- _Raw data_

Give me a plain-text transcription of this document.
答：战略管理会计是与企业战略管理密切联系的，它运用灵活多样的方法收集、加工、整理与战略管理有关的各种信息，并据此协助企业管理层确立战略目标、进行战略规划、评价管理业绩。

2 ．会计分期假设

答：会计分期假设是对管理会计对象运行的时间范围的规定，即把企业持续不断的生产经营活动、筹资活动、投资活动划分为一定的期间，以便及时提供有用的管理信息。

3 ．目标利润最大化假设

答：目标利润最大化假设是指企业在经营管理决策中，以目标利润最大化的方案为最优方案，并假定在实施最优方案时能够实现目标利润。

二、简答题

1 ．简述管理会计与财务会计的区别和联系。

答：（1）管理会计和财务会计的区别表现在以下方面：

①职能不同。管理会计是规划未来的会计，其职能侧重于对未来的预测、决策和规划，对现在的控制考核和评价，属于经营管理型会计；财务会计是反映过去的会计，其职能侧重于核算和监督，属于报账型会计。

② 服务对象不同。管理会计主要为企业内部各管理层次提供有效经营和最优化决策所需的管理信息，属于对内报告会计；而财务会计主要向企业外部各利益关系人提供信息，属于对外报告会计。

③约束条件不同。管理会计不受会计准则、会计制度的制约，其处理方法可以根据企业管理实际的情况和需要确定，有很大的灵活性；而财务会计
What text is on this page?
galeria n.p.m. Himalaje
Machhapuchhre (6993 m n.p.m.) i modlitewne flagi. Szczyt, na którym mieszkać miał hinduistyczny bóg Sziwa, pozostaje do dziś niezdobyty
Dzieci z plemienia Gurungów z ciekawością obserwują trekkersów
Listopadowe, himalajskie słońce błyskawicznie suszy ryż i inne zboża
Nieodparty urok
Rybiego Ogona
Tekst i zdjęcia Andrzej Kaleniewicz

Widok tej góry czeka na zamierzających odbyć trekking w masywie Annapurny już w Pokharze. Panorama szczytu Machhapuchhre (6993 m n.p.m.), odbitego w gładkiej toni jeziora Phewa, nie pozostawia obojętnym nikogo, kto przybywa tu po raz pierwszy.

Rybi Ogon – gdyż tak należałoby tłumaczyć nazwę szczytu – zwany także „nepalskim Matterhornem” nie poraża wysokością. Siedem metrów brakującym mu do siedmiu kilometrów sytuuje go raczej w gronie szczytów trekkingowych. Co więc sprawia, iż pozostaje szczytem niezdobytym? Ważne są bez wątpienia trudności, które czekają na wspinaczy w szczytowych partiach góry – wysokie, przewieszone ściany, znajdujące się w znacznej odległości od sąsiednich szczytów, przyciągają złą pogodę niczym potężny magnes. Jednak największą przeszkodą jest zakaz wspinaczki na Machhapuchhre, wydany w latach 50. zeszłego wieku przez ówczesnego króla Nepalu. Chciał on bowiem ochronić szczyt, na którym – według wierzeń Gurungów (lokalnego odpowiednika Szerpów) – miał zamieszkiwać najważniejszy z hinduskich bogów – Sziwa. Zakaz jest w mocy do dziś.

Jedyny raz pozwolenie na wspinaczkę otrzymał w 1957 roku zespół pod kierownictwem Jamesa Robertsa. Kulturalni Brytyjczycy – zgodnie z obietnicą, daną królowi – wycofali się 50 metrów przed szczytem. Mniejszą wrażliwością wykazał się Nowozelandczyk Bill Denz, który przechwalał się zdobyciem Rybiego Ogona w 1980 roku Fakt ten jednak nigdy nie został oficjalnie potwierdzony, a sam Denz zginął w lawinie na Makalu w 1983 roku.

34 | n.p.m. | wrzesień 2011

* * *

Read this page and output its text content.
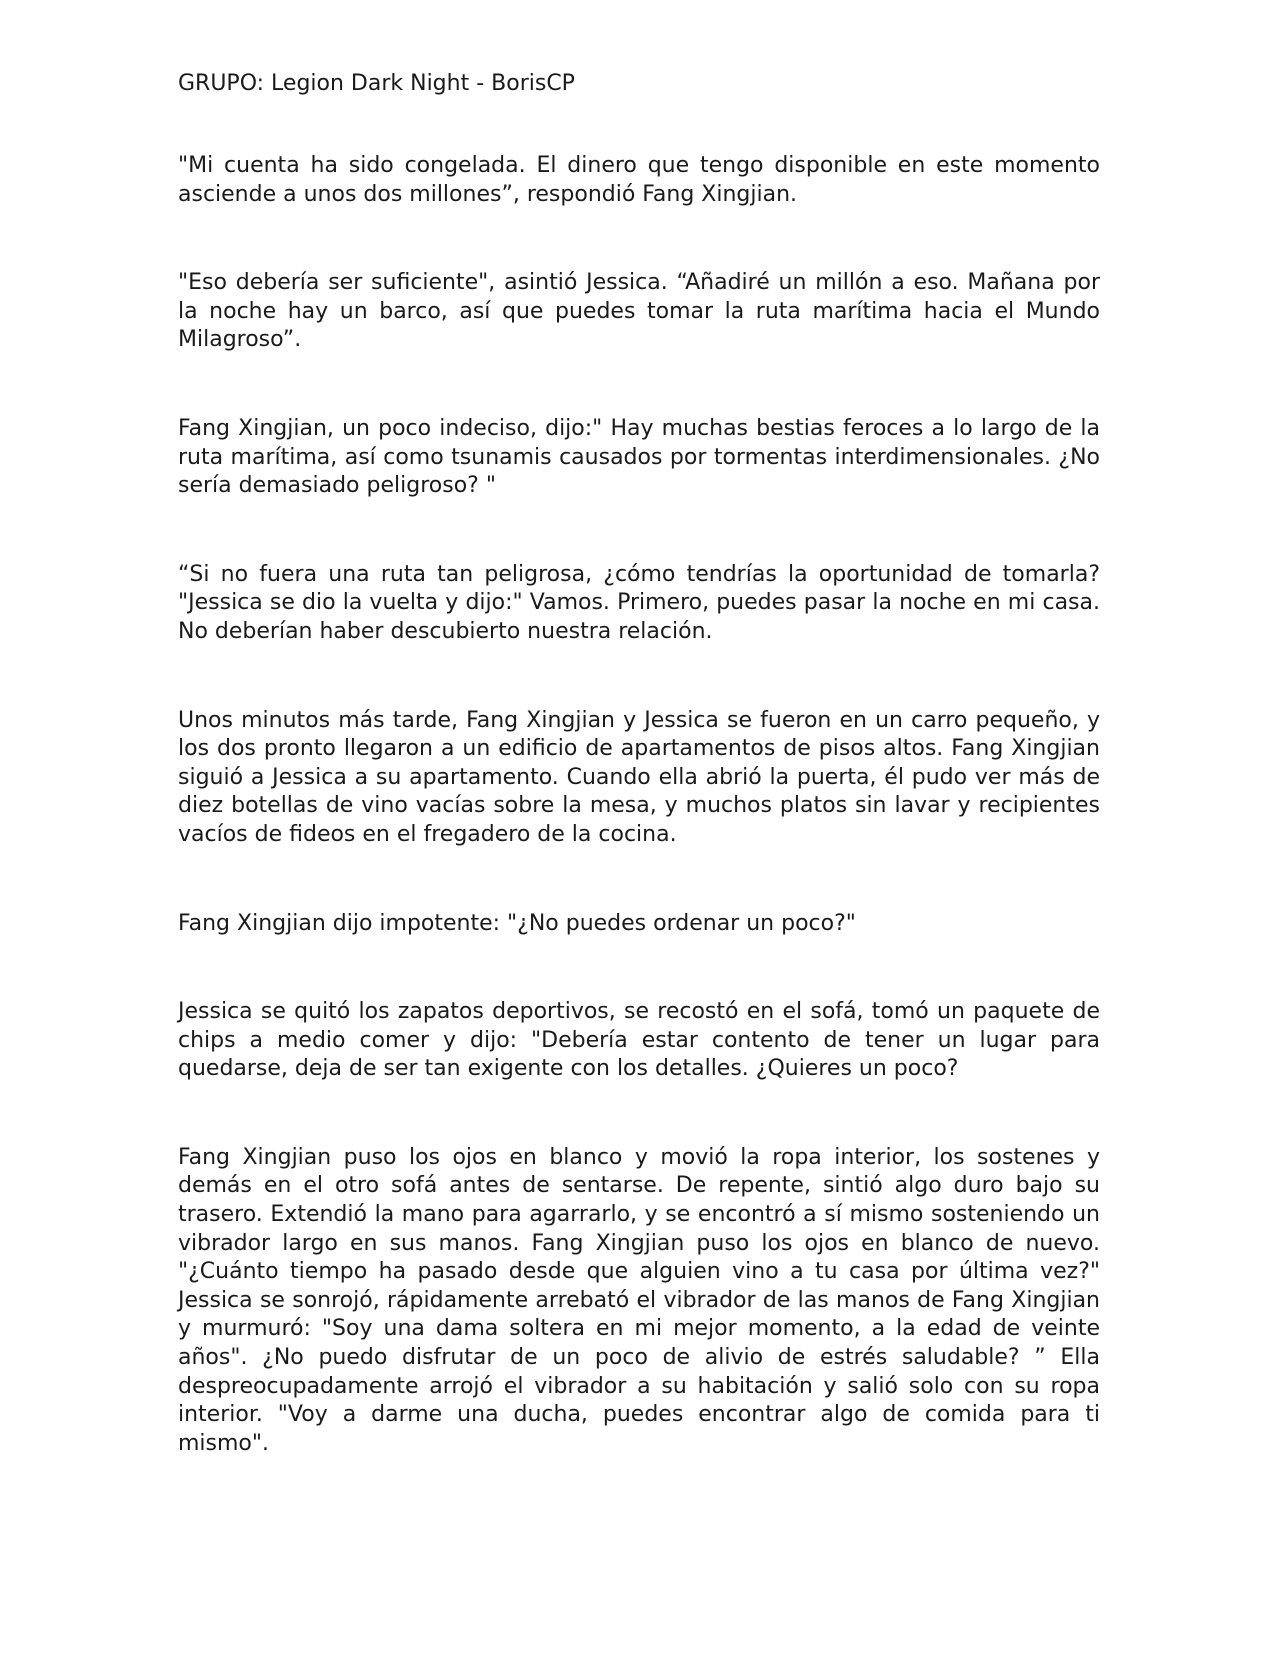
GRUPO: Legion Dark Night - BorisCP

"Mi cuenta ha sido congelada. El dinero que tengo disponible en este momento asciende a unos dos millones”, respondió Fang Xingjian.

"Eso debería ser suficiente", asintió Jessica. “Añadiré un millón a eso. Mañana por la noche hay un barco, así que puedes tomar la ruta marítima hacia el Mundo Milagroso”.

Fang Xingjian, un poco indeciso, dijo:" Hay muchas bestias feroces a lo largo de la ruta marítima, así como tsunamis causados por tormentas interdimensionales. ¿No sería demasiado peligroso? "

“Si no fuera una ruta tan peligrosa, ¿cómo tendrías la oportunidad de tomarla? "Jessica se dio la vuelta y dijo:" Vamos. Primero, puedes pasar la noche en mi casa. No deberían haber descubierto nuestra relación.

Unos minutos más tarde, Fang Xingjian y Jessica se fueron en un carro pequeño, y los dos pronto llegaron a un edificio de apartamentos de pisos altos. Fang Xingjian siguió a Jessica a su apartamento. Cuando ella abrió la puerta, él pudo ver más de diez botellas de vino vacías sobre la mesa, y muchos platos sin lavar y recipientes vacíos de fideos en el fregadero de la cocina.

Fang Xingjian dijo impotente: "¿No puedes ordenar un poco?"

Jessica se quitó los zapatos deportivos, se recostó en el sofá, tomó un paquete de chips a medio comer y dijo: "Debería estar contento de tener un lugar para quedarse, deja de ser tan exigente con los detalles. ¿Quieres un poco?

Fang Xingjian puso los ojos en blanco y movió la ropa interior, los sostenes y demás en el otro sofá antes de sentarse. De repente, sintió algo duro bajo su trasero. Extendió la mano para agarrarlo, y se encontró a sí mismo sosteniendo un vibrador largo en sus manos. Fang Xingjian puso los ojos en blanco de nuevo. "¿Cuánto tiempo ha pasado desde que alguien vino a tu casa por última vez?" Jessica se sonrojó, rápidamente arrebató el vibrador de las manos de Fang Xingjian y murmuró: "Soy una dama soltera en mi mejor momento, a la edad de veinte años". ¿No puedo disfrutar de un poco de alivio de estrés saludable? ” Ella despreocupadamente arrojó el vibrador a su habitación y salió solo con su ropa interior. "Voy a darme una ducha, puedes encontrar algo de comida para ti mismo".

...

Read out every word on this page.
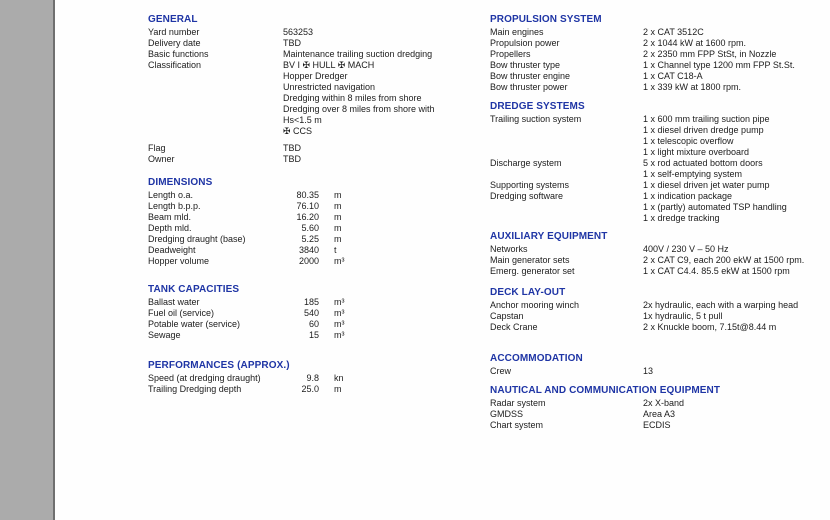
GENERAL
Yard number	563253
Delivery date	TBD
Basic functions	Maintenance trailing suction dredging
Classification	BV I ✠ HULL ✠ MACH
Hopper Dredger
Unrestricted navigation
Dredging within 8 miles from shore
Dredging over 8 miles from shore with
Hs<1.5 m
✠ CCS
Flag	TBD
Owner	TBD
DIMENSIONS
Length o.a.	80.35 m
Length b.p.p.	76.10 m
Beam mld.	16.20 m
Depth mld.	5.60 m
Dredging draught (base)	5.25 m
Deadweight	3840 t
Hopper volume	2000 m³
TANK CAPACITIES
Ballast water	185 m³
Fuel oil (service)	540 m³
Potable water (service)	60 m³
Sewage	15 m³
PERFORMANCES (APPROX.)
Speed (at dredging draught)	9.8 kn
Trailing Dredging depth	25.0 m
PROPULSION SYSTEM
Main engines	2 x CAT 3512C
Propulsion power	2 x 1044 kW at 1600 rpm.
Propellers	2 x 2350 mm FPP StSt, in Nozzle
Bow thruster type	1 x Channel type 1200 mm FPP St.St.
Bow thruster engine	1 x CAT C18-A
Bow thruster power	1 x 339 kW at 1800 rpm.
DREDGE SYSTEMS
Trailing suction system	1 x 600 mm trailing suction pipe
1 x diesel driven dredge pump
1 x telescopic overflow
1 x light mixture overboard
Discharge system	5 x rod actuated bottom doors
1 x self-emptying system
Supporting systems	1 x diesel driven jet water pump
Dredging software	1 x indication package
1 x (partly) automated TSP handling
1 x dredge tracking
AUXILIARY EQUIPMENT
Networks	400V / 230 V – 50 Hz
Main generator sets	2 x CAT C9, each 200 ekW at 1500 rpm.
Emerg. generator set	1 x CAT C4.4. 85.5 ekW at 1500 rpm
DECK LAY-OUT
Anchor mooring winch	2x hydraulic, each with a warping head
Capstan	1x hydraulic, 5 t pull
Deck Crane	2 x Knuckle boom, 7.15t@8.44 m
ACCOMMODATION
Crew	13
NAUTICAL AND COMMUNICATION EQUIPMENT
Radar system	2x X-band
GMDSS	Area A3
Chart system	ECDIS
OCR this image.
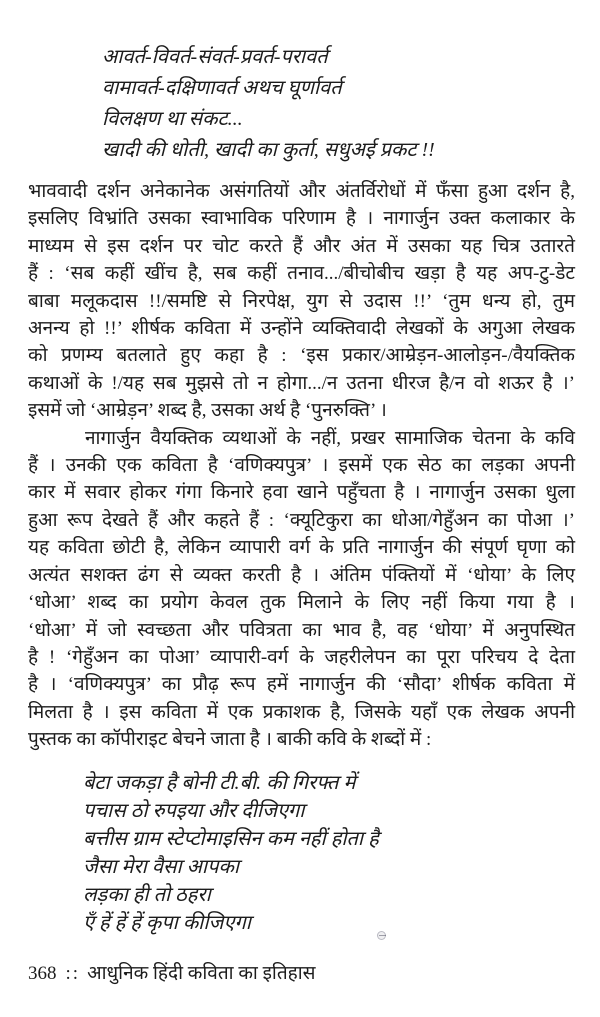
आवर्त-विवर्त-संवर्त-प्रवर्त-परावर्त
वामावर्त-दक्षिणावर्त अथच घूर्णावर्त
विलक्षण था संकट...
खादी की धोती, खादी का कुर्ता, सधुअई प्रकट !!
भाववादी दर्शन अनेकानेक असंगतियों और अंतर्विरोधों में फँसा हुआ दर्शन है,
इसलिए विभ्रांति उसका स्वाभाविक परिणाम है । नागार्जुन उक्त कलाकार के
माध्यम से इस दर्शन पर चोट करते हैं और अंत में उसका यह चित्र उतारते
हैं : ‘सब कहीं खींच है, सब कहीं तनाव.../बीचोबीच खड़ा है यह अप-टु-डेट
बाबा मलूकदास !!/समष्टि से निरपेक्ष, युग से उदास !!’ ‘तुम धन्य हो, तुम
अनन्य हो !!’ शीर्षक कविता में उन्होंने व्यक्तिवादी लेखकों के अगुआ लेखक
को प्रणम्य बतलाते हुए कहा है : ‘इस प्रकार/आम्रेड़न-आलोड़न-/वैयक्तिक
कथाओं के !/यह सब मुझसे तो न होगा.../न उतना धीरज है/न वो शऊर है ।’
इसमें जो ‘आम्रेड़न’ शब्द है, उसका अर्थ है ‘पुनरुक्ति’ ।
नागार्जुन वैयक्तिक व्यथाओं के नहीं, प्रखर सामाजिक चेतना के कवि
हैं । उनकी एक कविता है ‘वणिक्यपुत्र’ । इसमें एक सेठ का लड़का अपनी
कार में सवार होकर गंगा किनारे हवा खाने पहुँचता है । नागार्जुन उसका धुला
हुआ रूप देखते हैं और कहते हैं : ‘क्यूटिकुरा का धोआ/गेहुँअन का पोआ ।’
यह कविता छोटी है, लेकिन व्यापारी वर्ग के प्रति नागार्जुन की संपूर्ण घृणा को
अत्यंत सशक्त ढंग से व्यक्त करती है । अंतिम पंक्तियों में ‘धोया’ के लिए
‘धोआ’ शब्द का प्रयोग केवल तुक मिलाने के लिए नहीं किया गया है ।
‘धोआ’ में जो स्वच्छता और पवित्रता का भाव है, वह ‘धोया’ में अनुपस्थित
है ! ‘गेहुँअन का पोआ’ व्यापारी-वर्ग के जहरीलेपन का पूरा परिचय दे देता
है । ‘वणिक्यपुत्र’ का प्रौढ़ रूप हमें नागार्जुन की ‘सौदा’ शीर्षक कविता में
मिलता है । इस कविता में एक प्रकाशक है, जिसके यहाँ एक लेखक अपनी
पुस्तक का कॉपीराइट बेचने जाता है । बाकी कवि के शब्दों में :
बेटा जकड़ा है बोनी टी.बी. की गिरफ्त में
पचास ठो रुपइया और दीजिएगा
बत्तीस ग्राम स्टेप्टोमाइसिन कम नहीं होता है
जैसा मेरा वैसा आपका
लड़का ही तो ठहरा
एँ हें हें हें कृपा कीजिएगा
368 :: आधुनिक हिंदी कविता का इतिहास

- _What to work on_
Only lines holding the string "suction" are wanted; gather each one from the entries above.

- _Solution for this exercise_
Basic functions	Maintenance trailing suction dredging
Trailing suction system	1 x 600 mm trailing suction pipe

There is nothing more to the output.